§ Written exercise:
Copy each line of the records that contains the word "structured".

§ Record set:

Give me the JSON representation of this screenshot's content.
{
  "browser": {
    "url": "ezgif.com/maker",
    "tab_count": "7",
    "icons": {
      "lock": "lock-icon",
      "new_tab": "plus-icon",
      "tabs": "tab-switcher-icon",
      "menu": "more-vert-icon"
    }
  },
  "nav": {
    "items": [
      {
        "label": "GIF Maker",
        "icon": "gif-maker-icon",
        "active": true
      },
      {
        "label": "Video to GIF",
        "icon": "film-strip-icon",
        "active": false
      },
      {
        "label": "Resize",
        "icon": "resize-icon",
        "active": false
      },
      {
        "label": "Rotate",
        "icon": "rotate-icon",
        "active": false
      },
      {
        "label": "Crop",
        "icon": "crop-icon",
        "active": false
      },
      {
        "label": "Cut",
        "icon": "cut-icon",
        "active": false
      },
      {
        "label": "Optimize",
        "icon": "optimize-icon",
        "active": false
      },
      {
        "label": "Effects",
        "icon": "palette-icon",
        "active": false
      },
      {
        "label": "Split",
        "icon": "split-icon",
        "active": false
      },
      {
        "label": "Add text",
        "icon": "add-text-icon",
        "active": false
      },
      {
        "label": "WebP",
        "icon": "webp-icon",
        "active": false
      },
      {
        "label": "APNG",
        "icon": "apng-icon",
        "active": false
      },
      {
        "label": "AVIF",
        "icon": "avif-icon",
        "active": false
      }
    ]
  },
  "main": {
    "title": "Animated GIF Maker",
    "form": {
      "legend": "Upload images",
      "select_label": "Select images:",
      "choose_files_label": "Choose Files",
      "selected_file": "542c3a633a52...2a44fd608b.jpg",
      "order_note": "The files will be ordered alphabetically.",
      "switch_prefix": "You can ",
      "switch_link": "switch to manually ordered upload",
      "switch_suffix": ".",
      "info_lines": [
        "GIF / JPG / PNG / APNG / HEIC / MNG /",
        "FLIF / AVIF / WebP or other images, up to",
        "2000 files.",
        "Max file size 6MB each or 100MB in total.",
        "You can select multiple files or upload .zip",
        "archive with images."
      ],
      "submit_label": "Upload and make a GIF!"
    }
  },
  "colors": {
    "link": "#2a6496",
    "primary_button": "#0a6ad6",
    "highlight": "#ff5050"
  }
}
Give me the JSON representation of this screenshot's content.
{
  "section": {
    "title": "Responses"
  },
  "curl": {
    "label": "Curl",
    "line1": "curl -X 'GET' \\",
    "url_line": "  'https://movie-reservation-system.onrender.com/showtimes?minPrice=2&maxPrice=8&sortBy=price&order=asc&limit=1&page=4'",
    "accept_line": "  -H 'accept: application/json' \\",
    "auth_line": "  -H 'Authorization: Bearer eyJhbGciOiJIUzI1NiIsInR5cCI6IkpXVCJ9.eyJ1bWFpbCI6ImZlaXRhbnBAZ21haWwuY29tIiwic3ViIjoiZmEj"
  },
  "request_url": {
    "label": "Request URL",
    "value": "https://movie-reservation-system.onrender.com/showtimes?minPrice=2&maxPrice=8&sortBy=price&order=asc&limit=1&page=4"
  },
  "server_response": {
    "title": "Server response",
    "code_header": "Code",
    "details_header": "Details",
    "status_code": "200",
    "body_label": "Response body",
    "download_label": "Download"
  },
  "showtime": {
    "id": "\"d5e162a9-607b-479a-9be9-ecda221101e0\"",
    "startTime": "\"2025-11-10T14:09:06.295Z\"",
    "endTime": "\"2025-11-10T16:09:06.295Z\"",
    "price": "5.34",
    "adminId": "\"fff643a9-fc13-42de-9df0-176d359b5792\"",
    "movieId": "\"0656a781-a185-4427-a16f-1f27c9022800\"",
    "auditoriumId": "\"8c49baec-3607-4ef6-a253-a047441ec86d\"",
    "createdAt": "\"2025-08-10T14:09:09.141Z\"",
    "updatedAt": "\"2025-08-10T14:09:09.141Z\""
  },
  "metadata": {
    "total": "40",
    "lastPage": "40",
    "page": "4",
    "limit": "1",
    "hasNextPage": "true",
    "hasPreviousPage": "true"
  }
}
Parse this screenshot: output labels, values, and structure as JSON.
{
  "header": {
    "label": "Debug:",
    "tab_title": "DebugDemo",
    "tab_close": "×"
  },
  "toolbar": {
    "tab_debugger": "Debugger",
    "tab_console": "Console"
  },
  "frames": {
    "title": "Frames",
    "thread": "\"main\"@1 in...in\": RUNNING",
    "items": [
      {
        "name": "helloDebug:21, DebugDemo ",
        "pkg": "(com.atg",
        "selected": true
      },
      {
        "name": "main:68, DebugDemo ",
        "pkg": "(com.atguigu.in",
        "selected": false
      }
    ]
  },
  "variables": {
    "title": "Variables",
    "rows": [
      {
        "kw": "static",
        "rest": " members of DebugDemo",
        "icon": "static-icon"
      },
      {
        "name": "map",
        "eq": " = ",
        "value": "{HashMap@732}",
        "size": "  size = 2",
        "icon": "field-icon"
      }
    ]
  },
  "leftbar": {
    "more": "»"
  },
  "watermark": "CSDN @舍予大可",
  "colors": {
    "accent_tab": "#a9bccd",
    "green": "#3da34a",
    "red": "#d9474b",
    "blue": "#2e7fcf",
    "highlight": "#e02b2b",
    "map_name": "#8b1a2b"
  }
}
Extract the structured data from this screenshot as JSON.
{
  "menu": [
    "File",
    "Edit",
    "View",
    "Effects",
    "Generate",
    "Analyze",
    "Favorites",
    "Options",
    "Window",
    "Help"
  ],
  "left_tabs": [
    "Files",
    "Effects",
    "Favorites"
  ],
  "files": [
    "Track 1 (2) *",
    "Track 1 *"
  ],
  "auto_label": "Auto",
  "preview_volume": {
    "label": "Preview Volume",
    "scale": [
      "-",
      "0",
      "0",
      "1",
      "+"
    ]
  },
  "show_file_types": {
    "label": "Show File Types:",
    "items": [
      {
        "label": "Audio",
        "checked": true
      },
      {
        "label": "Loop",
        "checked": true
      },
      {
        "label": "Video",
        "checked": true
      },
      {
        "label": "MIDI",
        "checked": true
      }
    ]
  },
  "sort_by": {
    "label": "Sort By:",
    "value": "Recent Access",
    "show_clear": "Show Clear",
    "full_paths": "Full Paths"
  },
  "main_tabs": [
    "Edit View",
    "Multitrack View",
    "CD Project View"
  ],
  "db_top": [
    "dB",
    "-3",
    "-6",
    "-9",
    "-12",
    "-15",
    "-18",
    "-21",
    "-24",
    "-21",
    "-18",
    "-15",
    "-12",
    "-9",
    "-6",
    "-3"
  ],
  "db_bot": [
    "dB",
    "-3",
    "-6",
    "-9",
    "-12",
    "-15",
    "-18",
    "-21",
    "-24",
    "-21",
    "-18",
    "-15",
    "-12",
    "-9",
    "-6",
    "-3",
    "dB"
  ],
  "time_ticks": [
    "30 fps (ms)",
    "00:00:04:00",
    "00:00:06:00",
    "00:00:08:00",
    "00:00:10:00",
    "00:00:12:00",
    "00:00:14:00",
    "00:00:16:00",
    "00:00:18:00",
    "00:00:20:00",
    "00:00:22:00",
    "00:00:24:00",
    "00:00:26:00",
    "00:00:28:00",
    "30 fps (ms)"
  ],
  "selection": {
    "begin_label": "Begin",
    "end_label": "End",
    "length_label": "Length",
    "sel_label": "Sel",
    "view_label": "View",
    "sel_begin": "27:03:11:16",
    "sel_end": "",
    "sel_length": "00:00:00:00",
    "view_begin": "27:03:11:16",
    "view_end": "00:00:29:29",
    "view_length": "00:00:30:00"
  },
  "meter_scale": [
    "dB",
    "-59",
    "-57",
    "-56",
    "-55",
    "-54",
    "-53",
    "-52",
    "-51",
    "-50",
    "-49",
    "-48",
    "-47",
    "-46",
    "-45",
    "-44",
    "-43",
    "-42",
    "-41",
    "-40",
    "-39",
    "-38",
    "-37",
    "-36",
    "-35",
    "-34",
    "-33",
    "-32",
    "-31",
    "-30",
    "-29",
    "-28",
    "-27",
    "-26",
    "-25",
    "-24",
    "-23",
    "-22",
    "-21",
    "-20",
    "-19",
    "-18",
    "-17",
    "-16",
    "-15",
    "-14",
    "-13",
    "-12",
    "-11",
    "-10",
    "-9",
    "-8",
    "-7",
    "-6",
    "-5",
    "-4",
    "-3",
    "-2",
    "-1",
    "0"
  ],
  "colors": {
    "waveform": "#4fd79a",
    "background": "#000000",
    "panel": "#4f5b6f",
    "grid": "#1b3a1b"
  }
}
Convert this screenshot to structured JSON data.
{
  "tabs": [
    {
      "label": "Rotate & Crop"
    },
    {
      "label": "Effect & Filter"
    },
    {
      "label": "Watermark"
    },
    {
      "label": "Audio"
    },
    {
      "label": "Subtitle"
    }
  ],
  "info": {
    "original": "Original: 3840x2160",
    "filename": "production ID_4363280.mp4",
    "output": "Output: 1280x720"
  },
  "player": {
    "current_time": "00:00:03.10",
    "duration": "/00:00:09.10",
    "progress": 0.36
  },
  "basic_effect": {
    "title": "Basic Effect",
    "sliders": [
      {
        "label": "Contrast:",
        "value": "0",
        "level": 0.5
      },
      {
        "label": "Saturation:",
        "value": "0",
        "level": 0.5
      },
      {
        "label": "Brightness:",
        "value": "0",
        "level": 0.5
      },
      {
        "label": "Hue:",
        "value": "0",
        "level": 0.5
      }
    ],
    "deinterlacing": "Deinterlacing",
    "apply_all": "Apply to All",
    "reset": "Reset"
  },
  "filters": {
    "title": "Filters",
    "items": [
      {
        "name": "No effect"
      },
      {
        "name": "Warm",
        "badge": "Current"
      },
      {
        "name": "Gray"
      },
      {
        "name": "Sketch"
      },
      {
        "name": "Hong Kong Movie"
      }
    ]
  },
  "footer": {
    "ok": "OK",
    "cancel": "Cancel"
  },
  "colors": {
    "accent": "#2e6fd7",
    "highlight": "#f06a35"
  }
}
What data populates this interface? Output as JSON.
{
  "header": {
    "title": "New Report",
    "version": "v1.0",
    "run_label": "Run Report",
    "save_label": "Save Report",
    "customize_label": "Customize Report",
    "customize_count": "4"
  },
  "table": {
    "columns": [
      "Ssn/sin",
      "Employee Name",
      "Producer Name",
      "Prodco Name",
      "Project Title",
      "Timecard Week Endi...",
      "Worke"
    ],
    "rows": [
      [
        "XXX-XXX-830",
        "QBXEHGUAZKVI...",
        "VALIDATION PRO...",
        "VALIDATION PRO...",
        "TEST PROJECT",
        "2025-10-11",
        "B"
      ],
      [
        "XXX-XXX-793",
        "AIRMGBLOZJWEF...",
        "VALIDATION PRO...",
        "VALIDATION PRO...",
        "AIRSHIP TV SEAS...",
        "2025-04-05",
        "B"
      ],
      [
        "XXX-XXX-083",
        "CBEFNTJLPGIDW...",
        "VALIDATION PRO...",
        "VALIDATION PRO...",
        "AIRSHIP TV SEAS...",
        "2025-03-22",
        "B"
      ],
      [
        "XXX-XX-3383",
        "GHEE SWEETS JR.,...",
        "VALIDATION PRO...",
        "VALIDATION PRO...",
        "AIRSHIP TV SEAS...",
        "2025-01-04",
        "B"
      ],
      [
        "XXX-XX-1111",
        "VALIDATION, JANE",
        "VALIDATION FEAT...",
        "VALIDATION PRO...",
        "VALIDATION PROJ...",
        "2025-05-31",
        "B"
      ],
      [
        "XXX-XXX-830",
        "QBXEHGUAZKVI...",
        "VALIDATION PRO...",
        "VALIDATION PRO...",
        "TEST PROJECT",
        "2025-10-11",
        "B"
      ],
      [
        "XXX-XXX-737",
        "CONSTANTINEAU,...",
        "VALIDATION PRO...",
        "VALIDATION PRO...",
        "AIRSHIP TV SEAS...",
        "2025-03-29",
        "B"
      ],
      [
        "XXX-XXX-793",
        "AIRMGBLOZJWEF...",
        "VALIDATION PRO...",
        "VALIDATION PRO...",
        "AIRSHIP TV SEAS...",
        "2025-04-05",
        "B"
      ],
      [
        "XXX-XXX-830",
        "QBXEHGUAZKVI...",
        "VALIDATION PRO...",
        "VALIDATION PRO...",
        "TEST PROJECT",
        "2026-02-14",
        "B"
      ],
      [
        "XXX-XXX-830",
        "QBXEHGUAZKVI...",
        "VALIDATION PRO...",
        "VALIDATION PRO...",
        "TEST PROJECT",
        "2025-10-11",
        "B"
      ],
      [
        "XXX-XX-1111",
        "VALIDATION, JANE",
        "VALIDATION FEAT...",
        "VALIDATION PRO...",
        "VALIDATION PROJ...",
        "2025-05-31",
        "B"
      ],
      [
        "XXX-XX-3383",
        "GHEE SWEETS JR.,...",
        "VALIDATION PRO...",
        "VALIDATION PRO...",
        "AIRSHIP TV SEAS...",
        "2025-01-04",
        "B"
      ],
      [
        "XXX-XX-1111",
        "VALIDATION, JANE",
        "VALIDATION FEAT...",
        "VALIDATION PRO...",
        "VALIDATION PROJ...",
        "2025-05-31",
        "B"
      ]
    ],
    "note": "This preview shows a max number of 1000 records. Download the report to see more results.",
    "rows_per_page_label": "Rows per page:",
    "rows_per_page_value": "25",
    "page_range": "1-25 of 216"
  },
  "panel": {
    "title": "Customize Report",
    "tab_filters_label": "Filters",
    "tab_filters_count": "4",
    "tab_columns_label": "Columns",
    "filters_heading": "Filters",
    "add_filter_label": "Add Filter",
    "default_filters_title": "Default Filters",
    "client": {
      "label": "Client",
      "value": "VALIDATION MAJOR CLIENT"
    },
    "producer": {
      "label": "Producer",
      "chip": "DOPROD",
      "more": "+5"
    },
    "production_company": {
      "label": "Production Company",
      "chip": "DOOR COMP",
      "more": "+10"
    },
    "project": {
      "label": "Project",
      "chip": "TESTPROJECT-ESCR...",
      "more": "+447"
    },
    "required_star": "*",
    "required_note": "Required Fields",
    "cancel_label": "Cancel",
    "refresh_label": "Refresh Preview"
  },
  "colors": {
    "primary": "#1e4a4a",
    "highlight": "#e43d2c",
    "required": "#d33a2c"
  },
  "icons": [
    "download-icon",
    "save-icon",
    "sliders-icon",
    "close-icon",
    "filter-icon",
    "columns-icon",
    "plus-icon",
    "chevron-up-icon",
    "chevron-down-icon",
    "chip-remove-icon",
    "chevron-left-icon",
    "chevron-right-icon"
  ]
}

§ Result below:
Extract the structured data from this screenshot as JSON.
Convert this screenshot to structured JSON data.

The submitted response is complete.